### Tasks for this exercise
(1) Repeat the passage of the Brazil-Bolivia article from "The meeting also" up to and including "and Iquique, Chile.".
(2) In the Brazil-Bolivia article, list every town or port named as an endpoint of the newly paved stretch or of the finished road.
(3) Answer these questions from the Brazil-Bolivia article:
(a) On what date did Brazil agree to help Bolivia fight drug trafficking?
(b) Which body financed the highway project?
(c) How many kilometers of the road remain to be completed?

### Article

Brazil [2] agreed Jan. 15 to provide assistance to Bolivia to combat drug trafficking, taking up slack following the ouster of the US DEA from the Andean country last year. Meeting in the vast wetlands along the Bolivia-Brazil border, Brazil's President Luiz Inácio "Lula" da Silva said he would grant Bolivian leader Evo Morales' request for helicopters and other support to patrol the porous frontier that is a major cocaine-trafficking route from the Andes. "I want us to fight drugs together," said Morales.
The meeting also highlighted construction of a new highway that will link landlocked Bolivia with the Atlantic and Pacific oceans when the last stretch is finished later this year. At the meeting, the two presidents inaugurated about 240 kilometers of newly paved highway between the border town of Arroyo Concepción and Roboré in Bolivia's Santa Cruz department. The $170 million project was financed by the Andean Development Corporation. When the last 80 kilometers are completed later this year, the road will link Brazil's port of Santos on the Atlantic coast with the Pacific port of Arequipa, Peru, and Iquique, Chile.

### Record set
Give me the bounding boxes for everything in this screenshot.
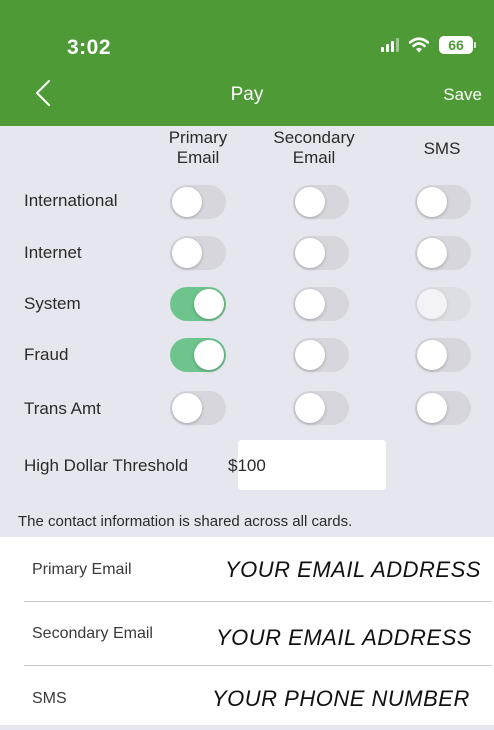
threshold-input[interactable] — [228, 454, 378, 478]
toggle-system-sms[interactable] — [415, 287, 471, 321]
toggle-trans-amt-primary-email[interactable] — [170, 391, 226, 425]
toggle-international-primary-email[interactable] — [170, 185, 226, 219]
toggle-fraud-sms[interactable] — [415, 338, 471, 372]
contact-row-primary-email[interactable]: Primary Email YOUR EMAIL ADDRESS — [0, 537, 494, 601]
column-header-secondary-email: Secondary Email — [273, 128, 355, 167]
row-label-internet: Internet — [24, 243, 82, 262]
contact-row-sms[interactable]: SMS YOUR PHONE NUMBER — [0, 666, 494, 730]
app-header: 3:02 66 Pay Save — [0, 0, 494, 126]
contact-value-secondary-email: YOUR EMAIL ADDRESS — [216, 625, 472, 650]
cellular-signal-icon — [381, 38, 399, 52]
threshold-label: High Dollar Threshold — [24, 456, 189, 475]
column-header-sms: SMS — [423, 139, 461, 158]
page-title: Pay — [230, 84, 264, 105]
contact-list: Primary Email YOUR EMAIL ADDRESS Seconda… — [0, 537, 494, 725]
toggle-internet-secondary-email[interactable] — [293, 236, 349, 270]
status-time: 3:02 — [67, 36, 112, 59]
contact-row-secondary-email[interactable]: Secondary Email YOUR EMAIL ADDRESS — [0, 602, 494, 666]
row-label-trans-amt: Trans Amt — [24, 399, 101, 418]
toggle-international-secondary-email[interactable] — [293, 185, 349, 219]
toggle-fraud-secondary-email[interactable] — [293, 338, 349, 372]
contact-label-secondary-email: Secondary Email — [32, 625, 153, 642]
column-header-primary-email: Primary Email — [168, 128, 228, 167]
contact-value-sms: YOUR PHONE NUMBER — [212, 686, 470, 711]
row-label-fraud: Fraud — [24, 345, 69, 364]
save-button[interactable]: Save — [443, 85, 482, 105]
contact-label-sms: SMS — [32, 690, 67, 707]
toggle-system-secondary-email[interactable] — [293, 287, 349, 321]
toggle-trans-amt-sms[interactable] — [415, 391, 471, 425]
toggle-international-sms[interactable] — [415, 185, 471, 219]
row-label-system: System — [24, 294, 81, 313]
row-label-international: International — [24, 191, 118, 210]
contact-label-primary-email: Primary Email — [32, 561, 132, 578]
toggle-trans-amt-secondary-email[interactable] — [293, 391, 349, 425]
toggle-fraud-primary-email[interactable] — [170, 338, 226, 372]
toggle-system-primary-email[interactable] — [170, 287, 226, 321]
contact-value-primary-email: YOUR EMAIL ADDRESS — [225, 557, 481, 582]
battery-icon: 66 — [439, 36, 476, 54]
toggle-internet-primary-email[interactable] — [170, 236, 226, 270]
battery-level: 66 — [439, 36, 473, 54]
toggle-internet-sms[interactable] — [415, 236, 471, 270]
contact-info-note: The contact information is shared across… — [18, 513, 353, 530]
status-icons: 66 — [381, 34, 476, 56]
wifi-icon — [409, 37, 429, 53]
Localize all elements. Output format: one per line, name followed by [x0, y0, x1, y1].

### Task responses
(1)
The meeting also highlighted construction of a new highway that will link landlocked Bolivia with the Atlantic and Pacific oceans when the last stretch is finished later this year. At the meeting, the two presidents inaugurated about 240 kilometers of newly paved highway between the border town of Arroyo Concepción and Roboré in Bolivia's Santa Cruz department. The $170 million project was financed by the Andean Development Corporation. When the last 80 kilometers are completed later this year, the road will link Brazil's port of Santos on the Atlantic coast with the Pacific port of Arequipa, Peru, and Iquique, Chile.

(2)
Arroyo Concepción
Roboré
Santos
Arequipa
Iquique

(3)
(a) Jan. 15
(b) The Andean Development Corporation
(c) 80 kilometers